Collected data:
┌────────
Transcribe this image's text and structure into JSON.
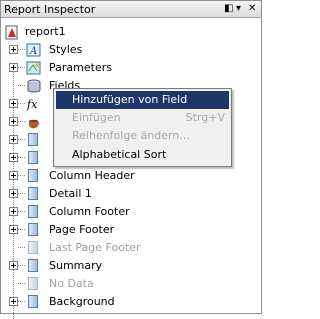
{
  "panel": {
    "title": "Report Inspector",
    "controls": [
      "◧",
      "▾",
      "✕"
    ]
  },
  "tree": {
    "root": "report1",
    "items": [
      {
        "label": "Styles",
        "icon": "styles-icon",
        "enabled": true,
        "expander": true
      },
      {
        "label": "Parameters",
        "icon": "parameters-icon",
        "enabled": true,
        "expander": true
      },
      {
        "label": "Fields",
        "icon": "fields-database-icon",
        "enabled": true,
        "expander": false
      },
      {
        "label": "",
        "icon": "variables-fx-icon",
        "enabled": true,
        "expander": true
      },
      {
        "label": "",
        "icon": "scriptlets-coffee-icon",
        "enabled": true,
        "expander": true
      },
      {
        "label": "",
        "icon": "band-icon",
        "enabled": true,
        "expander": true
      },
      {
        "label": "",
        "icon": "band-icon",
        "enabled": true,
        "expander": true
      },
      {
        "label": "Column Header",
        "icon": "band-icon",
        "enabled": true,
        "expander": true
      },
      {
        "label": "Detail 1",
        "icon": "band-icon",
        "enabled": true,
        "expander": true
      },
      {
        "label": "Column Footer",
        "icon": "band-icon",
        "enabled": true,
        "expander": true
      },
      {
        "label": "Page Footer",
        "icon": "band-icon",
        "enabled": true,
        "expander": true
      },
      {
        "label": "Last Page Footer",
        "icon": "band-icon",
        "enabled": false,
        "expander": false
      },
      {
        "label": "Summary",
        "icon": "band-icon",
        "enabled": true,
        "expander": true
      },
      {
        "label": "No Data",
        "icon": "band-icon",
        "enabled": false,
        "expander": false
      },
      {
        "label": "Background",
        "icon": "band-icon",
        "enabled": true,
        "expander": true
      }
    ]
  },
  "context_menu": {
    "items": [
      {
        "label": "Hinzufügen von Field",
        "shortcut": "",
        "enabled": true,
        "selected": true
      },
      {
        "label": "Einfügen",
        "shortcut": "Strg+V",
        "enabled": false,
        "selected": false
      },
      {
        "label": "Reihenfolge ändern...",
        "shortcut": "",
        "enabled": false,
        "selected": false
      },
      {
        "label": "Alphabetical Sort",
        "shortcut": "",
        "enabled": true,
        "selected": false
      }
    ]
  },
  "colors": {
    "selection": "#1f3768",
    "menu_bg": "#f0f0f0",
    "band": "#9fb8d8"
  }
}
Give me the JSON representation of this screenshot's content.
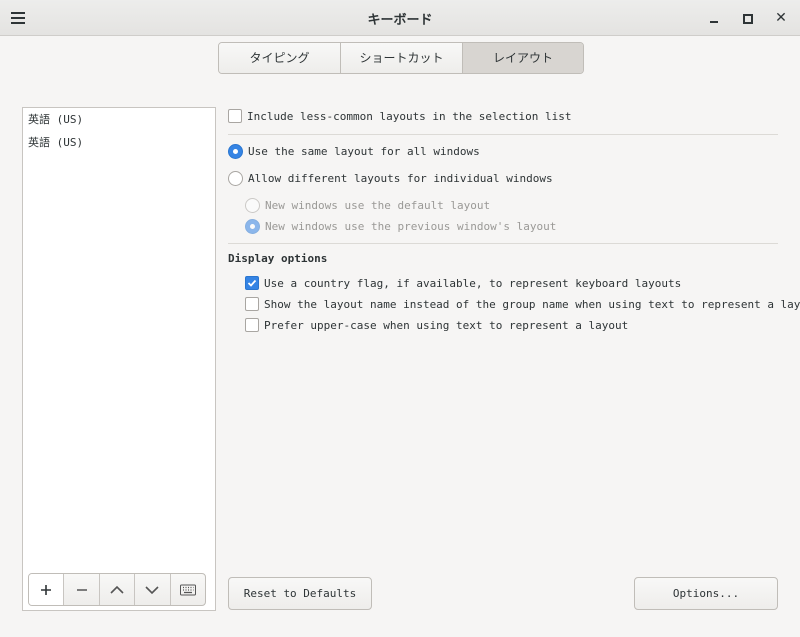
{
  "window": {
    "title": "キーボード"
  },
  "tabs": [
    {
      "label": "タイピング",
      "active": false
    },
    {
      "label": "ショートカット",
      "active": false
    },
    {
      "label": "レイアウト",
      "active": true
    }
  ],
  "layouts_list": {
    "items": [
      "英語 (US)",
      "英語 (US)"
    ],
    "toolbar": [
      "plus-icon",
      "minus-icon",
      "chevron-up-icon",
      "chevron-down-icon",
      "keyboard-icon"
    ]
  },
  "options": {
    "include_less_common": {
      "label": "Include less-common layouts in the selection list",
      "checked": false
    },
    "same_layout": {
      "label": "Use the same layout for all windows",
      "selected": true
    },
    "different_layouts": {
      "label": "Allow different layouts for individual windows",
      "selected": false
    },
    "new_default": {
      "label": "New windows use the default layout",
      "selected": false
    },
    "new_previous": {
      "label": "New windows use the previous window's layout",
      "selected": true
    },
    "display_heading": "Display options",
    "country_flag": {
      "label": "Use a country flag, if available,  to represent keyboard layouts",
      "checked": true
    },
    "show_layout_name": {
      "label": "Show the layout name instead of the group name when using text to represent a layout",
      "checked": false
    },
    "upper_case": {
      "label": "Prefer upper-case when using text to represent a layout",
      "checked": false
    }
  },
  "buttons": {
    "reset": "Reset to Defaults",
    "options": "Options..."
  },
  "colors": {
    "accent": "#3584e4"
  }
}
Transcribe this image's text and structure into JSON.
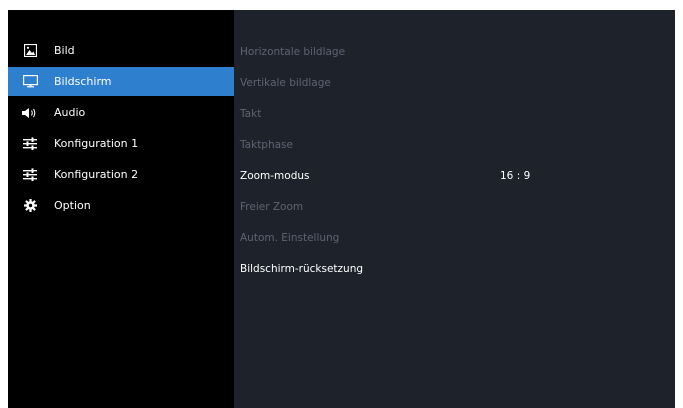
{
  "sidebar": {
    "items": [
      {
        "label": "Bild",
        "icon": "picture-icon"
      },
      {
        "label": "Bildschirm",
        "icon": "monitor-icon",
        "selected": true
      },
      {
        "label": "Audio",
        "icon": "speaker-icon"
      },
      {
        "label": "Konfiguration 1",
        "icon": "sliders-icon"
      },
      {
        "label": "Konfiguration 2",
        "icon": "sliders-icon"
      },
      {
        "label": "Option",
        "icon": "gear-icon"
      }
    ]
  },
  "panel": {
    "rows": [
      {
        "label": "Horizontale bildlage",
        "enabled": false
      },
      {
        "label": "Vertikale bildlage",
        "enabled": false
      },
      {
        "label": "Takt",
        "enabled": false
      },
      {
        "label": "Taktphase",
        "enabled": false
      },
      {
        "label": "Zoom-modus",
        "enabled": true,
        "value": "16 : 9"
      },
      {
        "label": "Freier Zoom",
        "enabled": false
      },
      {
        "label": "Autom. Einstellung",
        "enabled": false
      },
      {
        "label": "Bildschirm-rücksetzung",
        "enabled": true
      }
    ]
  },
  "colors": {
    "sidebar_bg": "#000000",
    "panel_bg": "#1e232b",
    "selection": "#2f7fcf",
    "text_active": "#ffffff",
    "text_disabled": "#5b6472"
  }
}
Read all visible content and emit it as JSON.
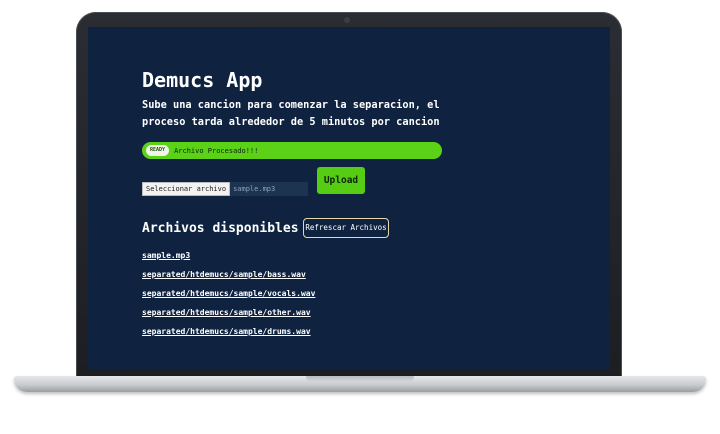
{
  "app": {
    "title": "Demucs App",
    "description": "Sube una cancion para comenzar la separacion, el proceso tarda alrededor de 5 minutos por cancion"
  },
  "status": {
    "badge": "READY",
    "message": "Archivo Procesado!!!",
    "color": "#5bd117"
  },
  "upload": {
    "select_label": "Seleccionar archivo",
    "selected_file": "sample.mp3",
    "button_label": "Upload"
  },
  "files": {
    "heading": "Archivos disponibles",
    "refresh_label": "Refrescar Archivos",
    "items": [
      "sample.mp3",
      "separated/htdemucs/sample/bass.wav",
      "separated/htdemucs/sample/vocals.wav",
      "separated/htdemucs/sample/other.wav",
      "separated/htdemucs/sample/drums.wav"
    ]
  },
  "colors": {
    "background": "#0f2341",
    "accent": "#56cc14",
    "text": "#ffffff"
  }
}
└────────
┌────────
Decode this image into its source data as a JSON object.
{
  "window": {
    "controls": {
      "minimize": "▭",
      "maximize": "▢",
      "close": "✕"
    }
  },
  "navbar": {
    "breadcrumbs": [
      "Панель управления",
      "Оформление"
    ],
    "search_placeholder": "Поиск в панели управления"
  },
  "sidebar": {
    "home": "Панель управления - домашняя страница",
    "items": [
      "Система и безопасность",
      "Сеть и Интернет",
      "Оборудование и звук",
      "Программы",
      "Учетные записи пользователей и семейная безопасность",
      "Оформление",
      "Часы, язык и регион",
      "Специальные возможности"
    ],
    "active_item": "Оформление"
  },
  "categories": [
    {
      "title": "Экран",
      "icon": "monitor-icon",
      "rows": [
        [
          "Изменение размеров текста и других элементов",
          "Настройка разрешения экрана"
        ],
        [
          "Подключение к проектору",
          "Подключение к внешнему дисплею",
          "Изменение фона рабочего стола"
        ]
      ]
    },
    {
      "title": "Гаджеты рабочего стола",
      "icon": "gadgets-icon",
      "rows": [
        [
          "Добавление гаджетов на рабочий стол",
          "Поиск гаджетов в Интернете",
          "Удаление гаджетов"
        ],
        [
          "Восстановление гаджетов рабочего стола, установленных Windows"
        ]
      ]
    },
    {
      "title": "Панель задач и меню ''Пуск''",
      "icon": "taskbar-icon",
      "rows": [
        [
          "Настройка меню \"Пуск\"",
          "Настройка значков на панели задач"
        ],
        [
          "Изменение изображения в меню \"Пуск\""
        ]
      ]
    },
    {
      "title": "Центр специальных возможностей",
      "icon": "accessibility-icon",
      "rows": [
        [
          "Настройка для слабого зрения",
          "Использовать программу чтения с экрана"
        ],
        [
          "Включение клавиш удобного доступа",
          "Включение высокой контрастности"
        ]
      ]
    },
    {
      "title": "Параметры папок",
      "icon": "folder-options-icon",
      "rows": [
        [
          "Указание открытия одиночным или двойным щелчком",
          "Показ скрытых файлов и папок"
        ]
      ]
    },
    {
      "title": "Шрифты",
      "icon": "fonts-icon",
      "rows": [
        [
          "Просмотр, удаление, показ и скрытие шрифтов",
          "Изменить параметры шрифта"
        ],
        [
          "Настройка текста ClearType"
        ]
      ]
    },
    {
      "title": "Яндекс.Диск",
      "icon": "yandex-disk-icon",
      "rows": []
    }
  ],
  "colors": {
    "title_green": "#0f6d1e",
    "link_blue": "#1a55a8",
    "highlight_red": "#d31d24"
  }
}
└────────
TO BE DONE: Copy out each line of the material that holds the word "JSON".

WRITTEN ANSWER:
Transcribe this image's text and structure into JSON.
Give me the JSON representation of this screenshot's content.
Transcribe this image's text and structure into JSON.
Read all visible content and emit it as JSON.
Decode this image into its source data as a JSON object.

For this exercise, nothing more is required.